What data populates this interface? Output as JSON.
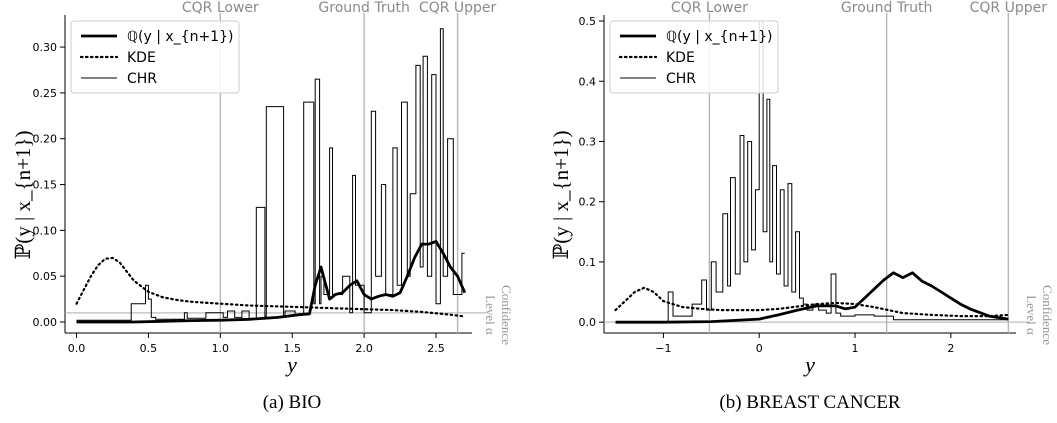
{
  "panels": [
    {
      "caption": "(a) BIO",
      "ylabel": "ℙ(y | x_{n+1})",
      "xlabel": "y",
      "xlim": [
        -0.08,
        2.75
      ],
      "ylim": [
        -0.012,
        0.335
      ],
      "xticks": [
        0.0,
        0.5,
        1.0,
        1.5,
        2.0,
        2.5
      ],
      "xtick_labels": [
        "0.0",
        "0.5",
        "1.0",
        "1.5",
        "2.0",
        "2.5"
      ],
      "yticks": [
        0.0,
        0.05,
        0.1,
        0.15,
        0.2,
        0.25,
        0.3
      ],
      "ytick_labels": [
        "0.00",
        "0.05",
        "0.10",
        "0.15",
        "0.20",
        "0.25",
        "0.30"
      ],
      "vlines": [
        {
          "label": "CQR Lower",
          "x": 1.0
        },
        {
          "label": "Ground Truth",
          "x": 2.0
        },
        {
          "label": "CQR Upper",
          "x": 2.65
        }
      ],
      "confidence_level": {
        "label_line1": "Confidence",
        "label_line2": "Level α",
        "y": 0.01
      },
      "legend": [
        {
          "label": "ℚ(y | x_{n+1})",
          "style": "thick"
        },
        {
          "label": "KDE",
          "style": "dotted"
        },
        {
          "label": "CHR",
          "style": "thin"
        }
      ],
      "q_curve": {
        "x": [
          0,
          0.2,
          0.4,
          0.6,
          0.8,
          1.0,
          1.2,
          1.4,
          1.55,
          1.62,
          1.66,
          1.7,
          1.76,
          1.8,
          1.85,
          1.9,
          1.95,
          2.0,
          2.05,
          2.1,
          2.15,
          2.2,
          2.25,
          2.3,
          2.35,
          2.4,
          2.45,
          2.5,
          2.55,
          2.6,
          2.65,
          2.7
        ],
        "y": [
          0.0,
          0.0,
          0.0,
          0.0008,
          0.0015,
          0.002,
          0.003,
          0.005,
          0.008,
          0.009,
          0.04,
          0.06,
          0.025,
          0.03,
          0.032,
          0.04,
          0.045,
          0.03,
          0.025,
          0.028,
          0.03,
          0.028,
          0.032,
          0.05,
          0.07,
          0.085,
          0.085,
          0.088,
          0.075,
          0.06,
          0.05,
          0.032
        ]
      },
      "kde_curve": {
        "x": [
          0,
          0.05,
          0.1,
          0.15,
          0.2,
          0.25,
          0.3,
          0.35,
          0.4,
          0.5,
          0.6,
          0.7,
          0.8,
          1.0,
          1.2,
          1.4,
          1.6,
          1.8,
          2.0,
          2.2,
          2.4,
          2.6,
          2.7
        ],
        "y": [
          0.02,
          0.035,
          0.05,
          0.062,
          0.069,
          0.07,
          0.065,
          0.055,
          0.045,
          0.033,
          0.027,
          0.024,
          0.022,
          0.02,
          0.018,
          0.017,
          0.016,
          0.015,
          0.014,
          0.013,
          0.011,
          0.008,
          0.006
        ]
      },
      "chr_curve": {
        "x": [
          0,
          0.38,
          0.38,
          0.48,
          0.48,
          0.5,
          0.5,
          0.52,
          0.52,
          0.55,
          0.55,
          0.75,
          0.75,
          0.77,
          0.77,
          0.9,
          0.9,
          1.02,
          1.02,
          1.05,
          1.05,
          1.1,
          1.1,
          1.15,
          1.15,
          1.2,
          1.2,
          1.25,
          1.25,
          1.31,
          1.31,
          1.32,
          1.32,
          1.44,
          1.44,
          1.45,
          1.45,
          1.52,
          1.52,
          1.58,
          1.58,
          1.65,
          1.65,
          1.66,
          1.66,
          1.69,
          1.69,
          1.7,
          1.7,
          1.72,
          1.72,
          1.76,
          1.76,
          1.78,
          1.78,
          1.85,
          1.85,
          1.9,
          1.9,
          1.92,
          1.92,
          1.94,
          1.94,
          2.0,
          2.0,
          2.05,
          2.05,
          2.08,
          2.08,
          2.12,
          2.12,
          2.15,
          2.15,
          2.2,
          2.2,
          2.23,
          2.23,
          2.26,
          2.26,
          2.3,
          2.3,
          2.32,
          2.32,
          2.36,
          2.36,
          2.39,
          2.39,
          2.41,
          2.41,
          2.44,
          2.44,
          2.47,
          2.47,
          2.5,
          2.5,
          2.53,
          2.53,
          2.55,
          2.55,
          2.58,
          2.58,
          2.62,
          2.62,
          2.68,
          2.68,
          2.7
        ],
        "y": [
          0.002,
          0.002,
          0.02,
          0.02,
          0.04,
          0.04,
          0.025,
          0.025,
          0.005,
          0.005,
          0.003,
          0.003,
          0.01,
          0.01,
          0.004,
          0.004,
          0.01,
          0.01,
          0.005,
          0.005,
          0.012,
          0.012,
          0.005,
          0.005,
          0.012,
          0.012,
          0.003,
          0.003,
          0.125,
          0.125,
          0.006,
          0.006,
          0.235,
          0.235,
          0.005,
          0.005,
          0.012,
          0.012,
          0.008,
          0.008,
          0.24,
          0.24,
          0.02,
          0.02,
          0.265,
          0.265,
          0.02,
          0.02,
          0.05,
          0.05,
          0.03,
          0.03,
          0.19,
          0.19,
          0.03,
          0.03,
          0.05,
          0.05,
          0.01,
          0.01,
          0.16,
          0.16,
          0.04,
          0.04,
          0.01,
          0.01,
          0.23,
          0.23,
          0.05,
          0.05,
          0.15,
          0.15,
          0.03,
          0.03,
          0.19,
          0.19,
          0.04,
          0.04,
          0.24,
          0.24,
          0.05,
          0.05,
          0.14,
          0.14,
          0.28,
          0.28,
          0.06,
          0.06,
          0.29,
          0.29,
          0.05,
          0.05,
          0.27,
          0.27,
          0.02,
          0.02,
          0.32,
          0.32,
          0.05,
          0.05,
          0.2,
          0.2,
          0.03,
          0.03,
          0.075,
          0.075
        ]
      }
    },
    {
      "caption": "(b) BREAST CANCER",
      "ylabel": "ℙ(y | x_{n+1})",
      "xlabel": "y",
      "xlim": [
        -1.62,
        2.68
      ],
      "ylim": [
        -0.018,
        0.51
      ],
      "xticks": [
        -1,
        0,
        1,
        2
      ],
      "xtick_labels": [
        "−1",
        "0",
        "1",
        "2"
      ],
      "yticks": [
        0.0,
        0.1,
        0.2,
        0.3,
        0.4,
        0.5
      ],
      "ytick_labels": [
        "0.0",
        "0.1",
        "0.2",
        "0.3",
        "0.4",
        "0.5"
      ],
      "vlines": [
        {
          "label": "CQR Lower",
          "x": -0.52
        },
        {
          "label": "Ground Truth",
          "x": 1.33
        },
        {
          "label": "CQR Upper",
          "x": 2.6
        }
      ],
      "confidence_level": {
        "label_line1": "Confidence",
        "label_line2": "Level α",
        "y": 0.0
      },
      "legend": [
        {
          "label": "ℚ(y | x_{n+1})",
          "style": "thick"
        },
        {
          "label": "KDE",
          "style": "dotted"
        },
        {
          "label": "CHR",
          "style": "thin"
        }
      ],
      "q_curve": {
        "x": [
          -1.5,
          -1.0,
          -0.5,
          0.0,
          0.2,
          0.4,
          0.6,
          0.8,
          0.9,
          1.0,
          1.1,
          1.2,
          1.3,
          1.4,
          1.5,
          1.6,
          1.7,
          1.8,
          1.9,
          2.0,
          2.1,
          2.2,
          2.4,
          2.6
        ],
        "y": [
          0.0,
          0.0,
          0.001,
          0.005,
          0.012,
          0.02,
          0.027,
          0.027,
          0.022,
          0.025,
          0.04,
          0.055,
          0.07,
          0.082,
          0.074,
          0.082,
          0.068,
          0.06,
          0.05,
          0.04,
          0.03,
          0.022,
          0.01,
          0.005
        ]
      },
      "kde_curve": {
        "x": [
          -1.5,
          -1.4,
          -1.3,
          -1.2,
          -1.1,
          -1.0,
          -0.8,
          -0.6,
          -0.4,
          -0.2,
          0.0,
          0.2,
          0.4,
          0.6,
          0.8,
          1.0,
          1.2,
          1.5,
          1.8,
          2.1,
          2.4,
          2.6
        ],
        "y": [
          0.02,
          0.035,
          0.05,
          0.057,
          0.05,
          0.035,
          0.025,
          0.022,
          0.02,
          0.02,
          0.02,
          0.022,
          0.026,
          0.03,
          0.032,
          0.03,
          0.025,
          0.015,
          0.012,
          0.01,
          0.01,
          0.012
        ]
      },
      "chr_curve": {
        "x": [
          -1.0,
          -0.95,
          -0.95,
          -0.9,
          -0.9,
          -0.7,
          -0.7,
          -0.6,
          -0.6,
          -0.55,
          -0.55,
          -0.5,
          -0.5,
          -0.45,
          -0.45,
          -0.38,
          -0.38,
          -0.33,
          -0.33,
          -0.3,
          -0.3,
          -0.25,
          -0.25,
          -0.2,
          -0.2,
          -0.16,
          -0.16,
          -0.12,
          -0.12,
          -0.08,
          -0.08,
          -0.04,
          -0.04,
          0.0,
          0.0,
          0.04,
          0.04,
          0.08,
          0.08,
          0.11,
          0.11,
          0.14,
          0.14,
          0.18,
          0.18,
          0.22,
          0.22,
          0.26,
          0.26,
          0.3,
          0.3,
          0.34,
          0.34,
          0.38,
          0.38,
          0.42,
          0.42,
          0.46,
          0.46,
          0.5,
          0.5,
          0.56,
          0.56,
          0.62,
          0.62,
          0.7,
          0.7,
          0.75,
          0.75,
          0.8,
          0.8,
          0.85,
          0.85,
          1.0,
          1.0,
          1.2,
          1.2,
          1.4,
          1.4,
          2.6
        ],
        "y": [
          0.0,
          0.0,
          0.05,
          0.05,
          0.01,
          0.01,
          0.03,
          0.03,
          0.07,
          0.07,
          0.02,
          0.02,
          0.1,
          0.1,
          0.05,
          0.05,
          0.18,
          0.18,
          0.06,
          0.06,
          0.24,
          0.24,
          0.08,
          0.08,
          0.31,
          0.31,
          0.1,
          0.1,
          0.3,
          0.3,
          0.12,
          0.12,
          0.22,
          0.22,
          0.5,
          0.5,
          0.15,
          0.15,
          0.37,
          0.37,
          0.1,
          0.1,
          0.26,
          0.26,
          0.08,
          0.08,
          0.22,
          0.22,
          0.06,
          0.06,
          0.23,
          0.23,
          0.05,
          0.05,
          0.15,
          0.15,
          0.04,
          0.04,
          0.03,
          0.03,
          0.02,
          0.02,
          0.03,
          0.03,
          0.02,
          0.02,
          0.015,
          0.015,
          0.08,
          0.08,
          0.015,
          0.015,
          0.01,
          0.01,
          0.012,
          0.012,
          0.01,
          0.01,
          0.004,
          0.004
        ]
      }
    }
  ]
}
▬▬▬▬▬▬
• _EXERCISE PROMPT_
Your task is to list each line of the records with the word "caption".

• _ANSWER FOR THIS EXERCISE_
      "caption": "(a) BIO",
      "caption": "(b) BREAST CANCER",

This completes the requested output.